Figure data in JSON:
--------------------------------------------------

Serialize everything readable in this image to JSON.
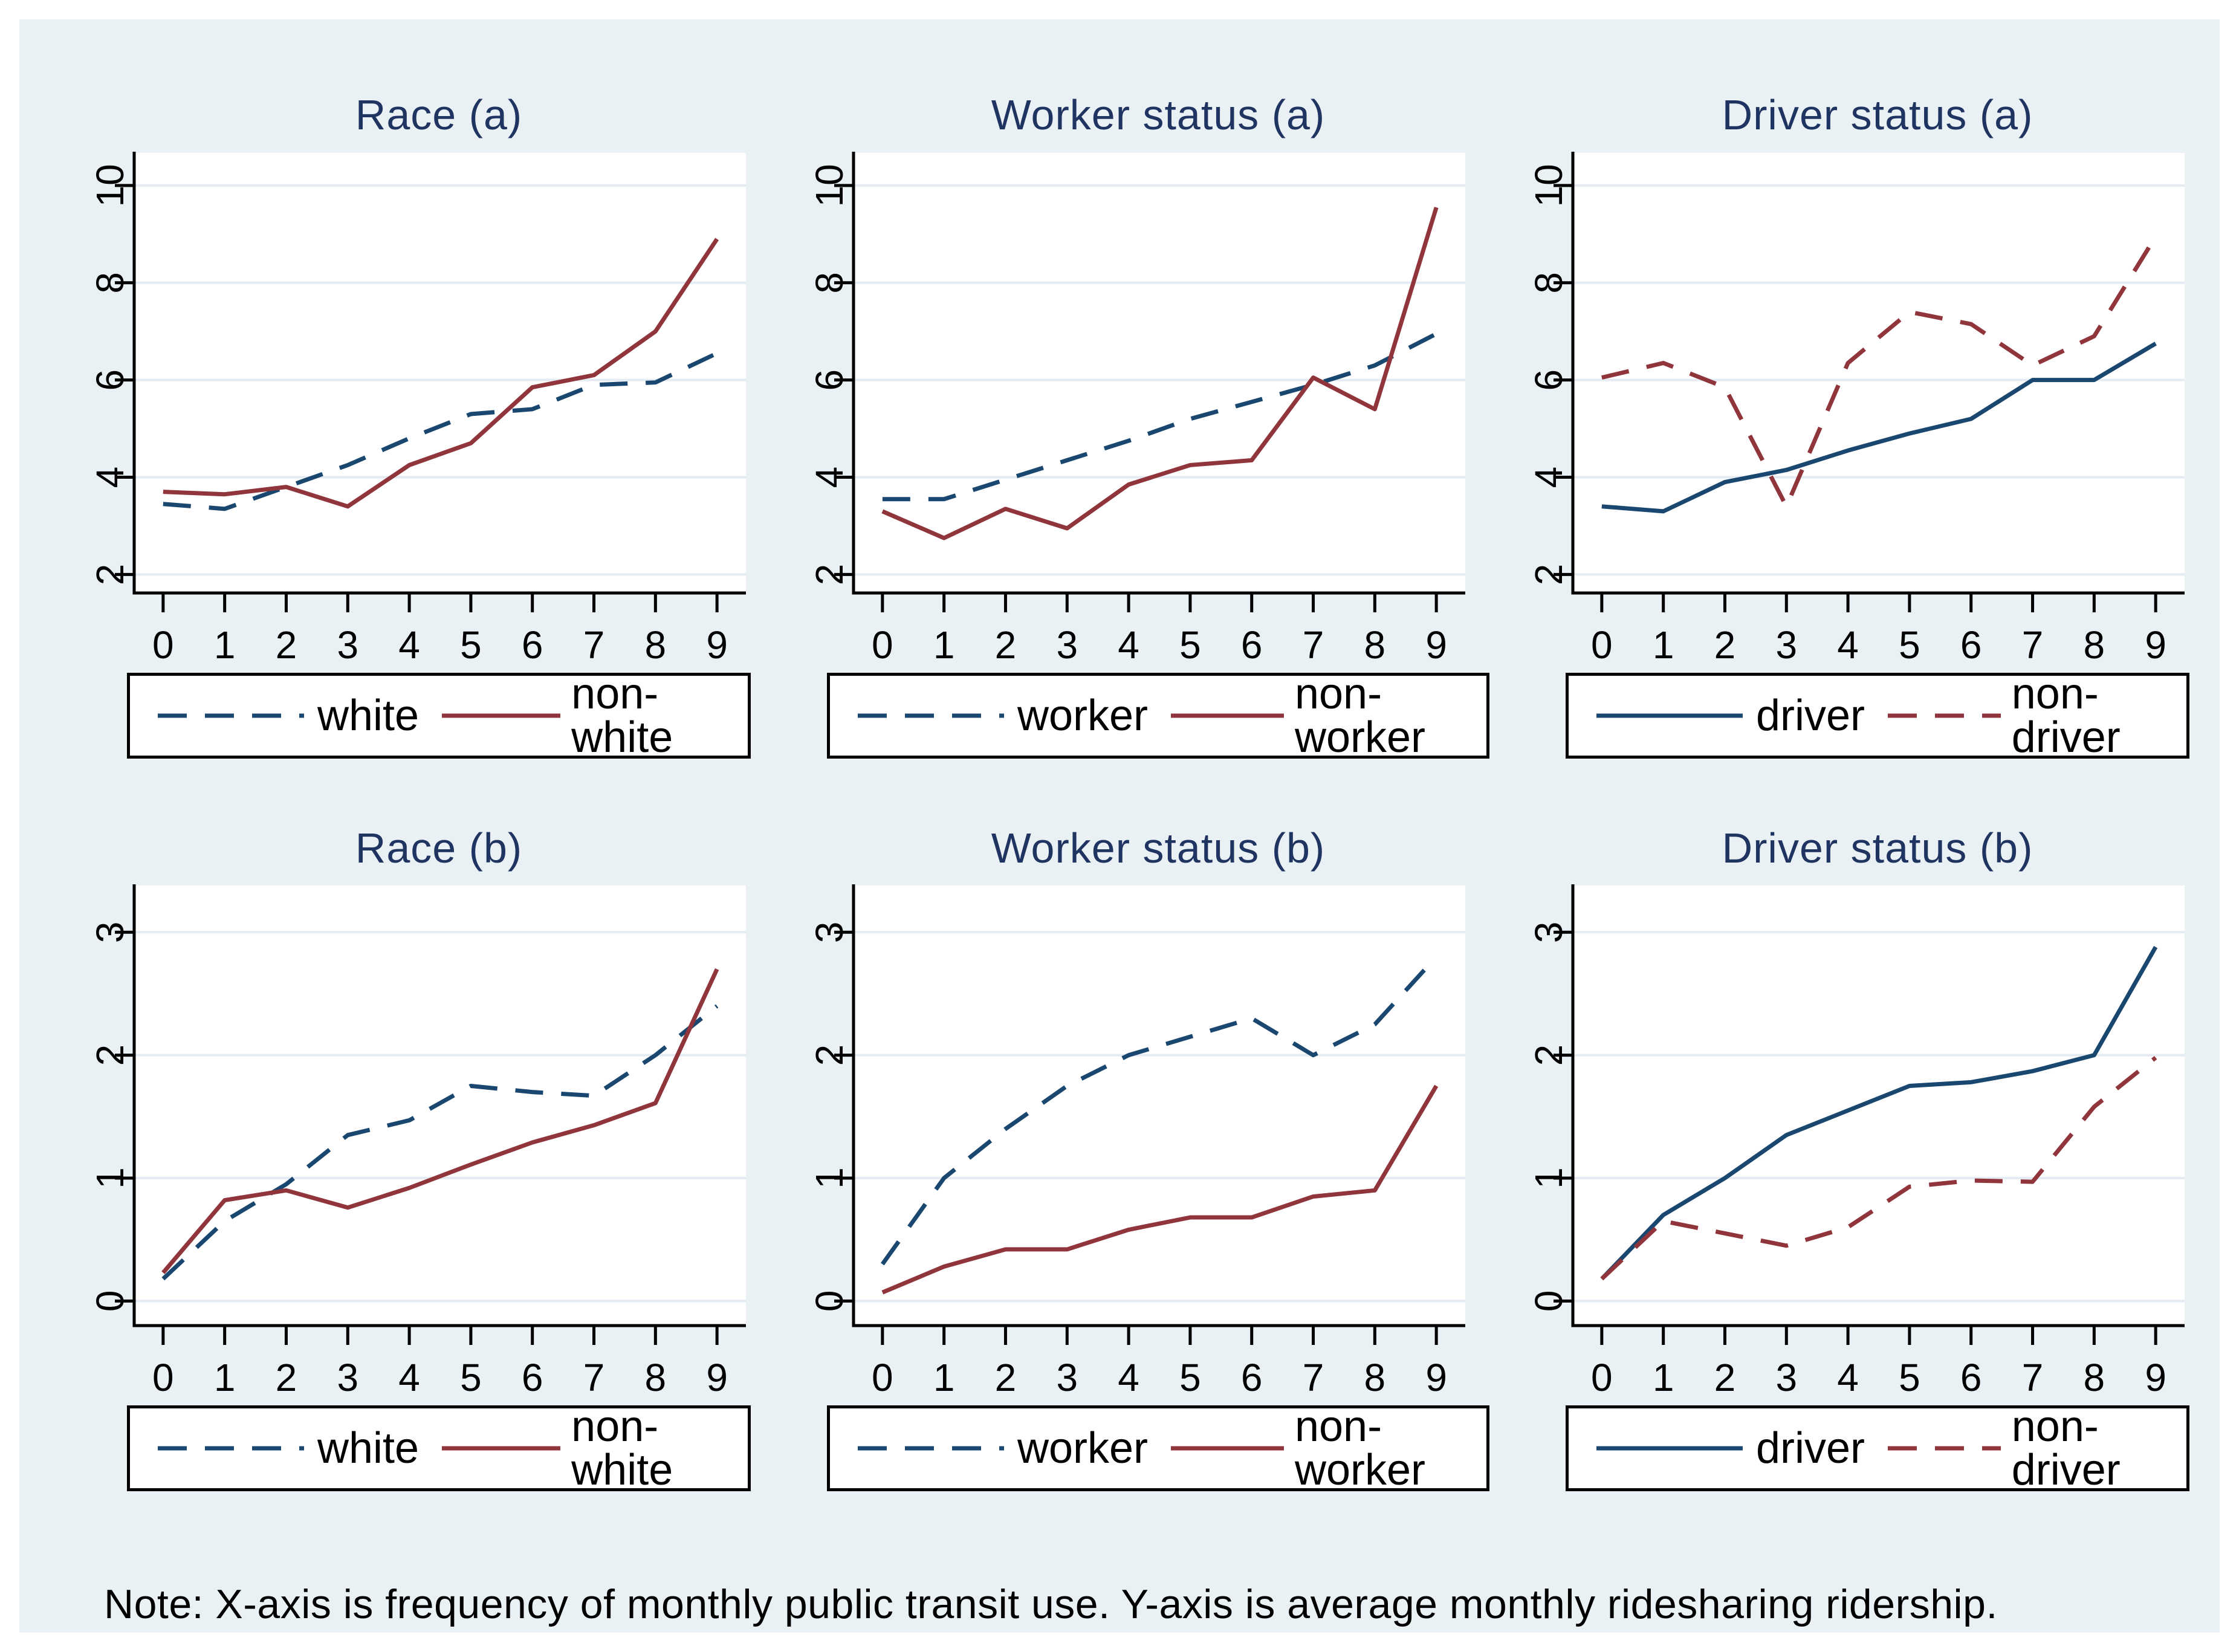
{
  "note": "Note: X-axis is frequency of monthly public transit use. Y-axis is average monthly ridesharing ridership.",
  "colors": {
    "navy": "#1a476f",
    "maroon": "#90353b",
    "title_navy": "#203462",
    "canvas_background": "#eaf1f4",
    "plot_background": "#ffffff",
    "gridline": "#e4ebf2",
    "axis": "#000000"
  },
  "axes": {
    "x_ticks": [
      0,
      1,
      2,
      3,
      4,
      5,
      6,
      7,
      8,
      9
    ],
    "row_a_y_ticks": [
      2,
      4,
      6,
      8,
      10
    ],
    "row_b_y_ticks": [
      0,
      1,
      2,
      3
    ]
  },
  "chart_data": [
    {
      "type": "line",
      "title": "Race (a)",
      "xlabel": "",
      "ylabel": "",
      "x": [
        0,
        1,
        2,
        3,
        4,
        5,
        6,
        7,
        8,
        9
      ],
      "yticks": [
        2,
        4,
        6,
        8,
        10
      ],
      "ylim": [
        1.62,
        10.67
      ],
      "grid": "horizontal",
      "legend_position": "below",
      "series": [
        {
          "name": "white",
          "color": "navy",
          "dashed": true,
          "values": [
            3.45,
            3.35,
            3.8,
            4.25,
            4.8,
            5.3,
            5.4,
            5.9,
            5.95,
            6.55
          ]
        },
        {
          "name": "non-white",
          "color": "maroon",
          "dashed": false,
          "values": [
            3.7,
            3.65,
            3.8,
            3.4,
            4.25,
            4.7,
            5.85,
            6.1,
            7.0,
            8.9
          ]
        }
      ]
    },
    {
      "type": "line",
      "title": "Worker status (a)",
      "xlabel": "",
      "ylabel": "",
      "x": [
        0,
        1,
        2,
        3,
        4,
        5,
        6,
        7,
        8,
        9
      ],
      "yticks": [
        2,
        4,
        6,
        8,
        10
      ],
      "ylim": [
        1.62,
        10.67
      ],
      "grid": "horizontal",
      "legend_position": "below",
      "series": [
        {
          "name": "worker",
          "color": "navy",
          "dashed": true,
          "values": [
            3.55,
            3.55,
            3.95,
            4.35,
            4.75,
            5.2,
            5.55,
            5.9,
            6.3,
            6.95
          ]
        },
        {
          "name": "non-worker",
          "color": "maroon",
          "dashed": false,
          "values": [
            3.3,
            2.75,
            3.35,
            2.95,
            3.85,
            4.25,
            4.35,
            6.05,
            5.4,
            9.55
          ]
        }
      ]
    },
    {
      "type": "line",
      "title": "Driver status (a)",
      "xlabel": "",
      "ylabel": "",
      "x": [
        0,
        1,
        2,
        3,
        4,
        5,
        6,
        7,
        8,
        9
      ],
      "yticks": [
        2,
        4,
        6,
        8,
        10
      ],
      "ylim": [
        1.62,
        10.67
      ],
      "grid": "horizontal",
      "legend_position": "below",
      "series": [
        {
          "name": "driver",
          "color": "navy",
          "dashed": false,
          "values": [
            3.4,
            3.3,
            3.9,
            4.15,
            4.55,
            4.9,
            5.2,
            6.0,
            6.0,
            6.75
          ]
        },
        {
          "name": "non-driver",
          "color": "maroon",
          "dashed": true,
          "values": [
            6.05,
            6.35,
            5.85,
            3.4,
            6.35,
            7.4,
            7.15,
            6.3,
            6.9,
            8.95
          ]
        }
      ]
    },
    {
      "type": "line",
      "title": "Race (b)",
      "xlabel": "",
      "ylabel": "",
      "x": [
        0,
        1,
        2,
        3,
        4,
        5,
        6,
        7,
        8,
        9
      ],
      "yticks": [
        0,
        1,
        2,
        3
      ],
      "ylim": [
        -0.2,
        3.38
      ],
      "grid": "horizontal",
      "legend_position": "below",
      "series": [
        {
          "name": "white",
          "color": "navy",
          "dashed": true,
          "values": [
            0.18,
            0.65,
            0.95,
            1.35,
            1.47,
            1.75,
            1.7,
            1.67,
            2.0,
            2.4
          ]
        },
        {
          "name": "non-white",
          "color": "maroon",
          "dashed": false,
          "values": [
            0.23,
            0.82,
            0.9,
            0.76,
            0.92,
            1.11,
            1.29,
            1.43,
            1.61,
            2.7
          ]
        }
      ]
    },
    {
      "type": "line",
      "title": "Worker status (b)",
      "xlabel": "",
      "ylabel": "",
      "x": [
        0,
        1,
        2,
        3,
        4,
        5,
        6,
        7,
        8,
        9
      ],
      "yticks": [
        0,
        1,
        2,
        3
      ],
      "ylim": [
        -0.2,
        3.38
      ],
      "grid": "horizontal",
      "legend_position": "below",
      "series": [
        {
          "name": "worker",
          "color": "navy",
          "dashed": true,
          "values": [
            0.3,
            1.0,
            1.4,
            1.75,
            2.0,
            2.15,
            2.3,
            2.0,
            2.25,
            2.8
          ]
        },
        {
          "name": "non-worker",
          "color": "maroon",
          "dashed": false,
          "values": [
            0.07,
            0.28,
            0.42,
            0.42,
            0.58,
            0.68,
            0.68,
            0.85,
            0.9,
            1.75
          ]
        }
      ]
    },
    {
      "type": "line",
      "title": "Driver status (b)",
      "xlabel": "",
      "ylabel": "",
      "x": [
        0,
        1,
        2,
        3,
        4,
        5,
        6,
        7,
        8,
        9
      ],
      "yticks": [
        0,
        1,
        2,
        3
      ],
      "ylim": [
        -0.2,
        3.38
      ],
      "grid": "horizontal",
      "legend_position": "below",
      "series": [
        {
          "name": "driver",
          "color": "navy",
          "dashed": false,
          "values": [
            0.18,
            0.7,
            1.0,
            1.35,
            1.55,
            1.75,
            1.78,
            1.87,
            2.0,
            2.88
          ]
        },
        {
          "name": "non-driver",
          "color": "maroon",
          "dashed": true,
          "values": [
            0.18,
            0.65,
            0.55,
            0.45,
            0.6,
            0.93,
            0.98,
            0.97,
            1.58,
            1.98
          ]
        }
      ]
    }
  ]
}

--------------------------------------------------

Aim: Transcribe every entry word for word, but skip the pictures.

Exercise output:
Serialize everything readable in this image to JSON.
{
  "note": "Note: X-axis is frequency of monthly public transit use. Y-axis is average monthly ridesharing ridership.",
  "colors": {
    "navy": "#1a476f",
    "maroon": "#90353b",
    "title_navy": "#203462",
    "canvas_background": "#eaf1f4",
    "plot_background": "#ffffff",
    "gridline": "#e4ebf2",
    "axis": "#000000"
  },
  "axes": {
    "x_ticks": [
      0,
      1,
      2,
      3,
      4,
      5,
      6,
      7,
      8,
      9
    ],
    "row_a_y_ticks": [
      2,
      4,
      6,
      8,
      10
    ],
    "row_b_y_ticks": [
      0,
      1,
      2,
      3
    ]
  },
  "chart_data": [
    {
      "type": "line",
      "title": "Race (a)",
      "xlabel": "",
      "ylabel": "",
      "x": [
        0,
        1,
        2,
        3,
        4,
        5,
        6,
        7,
        8,
        9
      ],
      "yticks": [
        2,
        4,
        6,
        8,
        10
      ],
      "ylim": [
        1.62,
        10.67
      ],
      "grid": "horizontal",
      "legend_position": "below",
      "series": [
        {
          "name": "white",
          "color": "navy",
          "dashed": true,
          "values": [
            3.45,
            3.35,
            3.8,
            4.25,
            4.8,
            5.3,
            5.4,
            5.9,
            5.95,
            6.55
          ]
        },
        {
          "name": "non-white",
          "color": "maroon",
          "dashed": false,
          "values": [
            3.7,
            3.65,
            3.8,
            3.4,
            4.25,
            4.7,
            5.85,
            6.1,
            7.0,
            8.9
          ]
        }
      ]
    },
    {
      "type": "line",
      "title": "Worker status (a)",
      "xlabel": "",
      "ylabel": "",
      "x": [
        0,
        1,
        2,
        3,
        4,
        5,
        6,
        7,
        8,
        9
      ],
      "yticks": [
        2,
        4,
        6,
        8,
        10
      ],
      "ylim": [
        1.62,
        10.67
      ],
      "grid": "horizontal",
      "legend_position": "below",
      "series": [
        {
          "name": "worker",
          "color": "navy",
          "dashed": true,
          "values": [
            3.55,
            3.55,
            3.95,
            4.35,
            4.75,
            5.2,
            5.55,
            5.9,
            6.3,
            6.95
          ]
        },
        {
          "name": "non-worker",
          "color": "maroon",
          "dashed": false,
          "values": [
            3.3,
            2.75,
            3.35,
            2.95,
            3.85,
            4.25,
            4.35,
            6.05,
            5.4,
            9.55
          ]
        }
      ]
    },
    {
      "type": "line",
      "title": "Driver status (a)",
      "xlabel": "",
      "ylabel": "",
      "x": [
        0,
        1,
        2,
        3,
        4,
        5,
        6,
        7,
        8,
        9
      ],
      "yticks": [
        2,
        4,
        6,
        8,
        10
      ],
      "ylim": [
        1.62,
        10.67
      ],
      "grid": "horizontal",
      "legend_position": "below",
      "series": [
        {
          "name": "driver",
          "color": "navy",
          "dashed": false,
          "values": [
            3.4,
            3.3,
            3.9,
            4.15,
            4.55,
            4.9,
            5.2,
            6.0,
            6.0,
            6.75
          ]
        },
        {
          "name": "non-driver",
          "color": "maroon",
          "dashed": true,
          "values": [
            6.05,
            6.35,
            5.85,
            3.4,
            6.35,
            7.4,
            7.15,
            6.3,
            6.9,
            8.95
          ]
        }
      ]
    },
    {
      "type": "line",
      "title": "Race (b)",
      "xlabel": "",
      "ylabel": "",
      "x": [
        0,
        1,
        2,
        3,
        4,
        5,
        6,
        7,
        8,
        9
      ],
      "yticks": [
        0,
        1,
        2,
        3
      ],
      "ylim": [
        -0.2,
        3.38
      ],
      "grid": "horizontal",
      "legend_position": "below",
      "series": [
        {
          "name": "white",
          "color": "navy",
          "dashed": true,
          "values": [
            0.18,
            0.65,
            0.95,
            1.35,
            1.47,
            1.75,
            1.7,
            1.67,
            2.0,
            2.4
          ]
        },
        {
          "name": "non-white",
          "color": "maroon",
          "dashed": false,
          "values": [
            0.23,
            0.82,
            0.9,
            0.76,
            0.92,
            1.11,
            1.29,
            1.43,
            1.61,
            2.7
          ]
        }
      ]
    },
    {
      "type": "line",
      "title": "Worker status (b)",
      "xlabel": "",
      "ylabel": "",
      "x": [
        0,
        1,
        2,
        3,
        4,
        5,
        6,
        7,
        8,
        9
      ],
      "yticks": [
        0,
        1,
        2,
        3
      ],
      "ylim": [
        -0.2,
        3.38
      ],
      "grid": "horizontal",
      "legend_position": "below",
      "series": [
        {
          "name": "worker",
          "color": "navy",
          "dashed": true,
          "values": [
            0.3,
            1.0,
            1.4,
            1.75,
            2.0,
            2.15,
            2.3,
            2.0,
            2.25,
            2.8
          ]
        },
        {
          "name": "non-worker",
          "color": "maroon",
          "dashed": false,
          "values": [
            0.07,
            0.28,
            0.42,
            0.42,
            0.58,
            0.68,
            0.68,
            0.85,
            0.9,
            1.75
          ]
        }
      ]
    },
    {
      "type": "line",
      "title": "Driver status (b)",
      "xlabel": "",
      "ylabel": "",
      "x": [
        0,
        1,
        2,
        3,
        4,
        5,
        6,
        7,
        8,
        9
      ],
      "yticks": [
        0,
        1,
        2,
        3
      ],
      "ylim": [
        -0.2,
        3.38
      ],
      "grid": "horizontal",
      "legend_position": "below",
      "series": [
        {
          "name": "driver",
          "color": "navy",
          "dashed": false,
          "values": [
            0.18,
            0.7,
            1.0,
            1.35,
            1.55,
            1.75,
            1.78,
            1.87,
            2.0,
            2.88
          ]
        },
        {
          "name": "non-driver",
          "color": "maroon",
          "dashed": true,
          "values": [
            0.18,
            0.65,
            0.55,
            0.45,
            0.6,
            0.93,
            0.98,
            0.97,
            1.58,
            1.98
          ]
        }
      ]
    }
  ]
}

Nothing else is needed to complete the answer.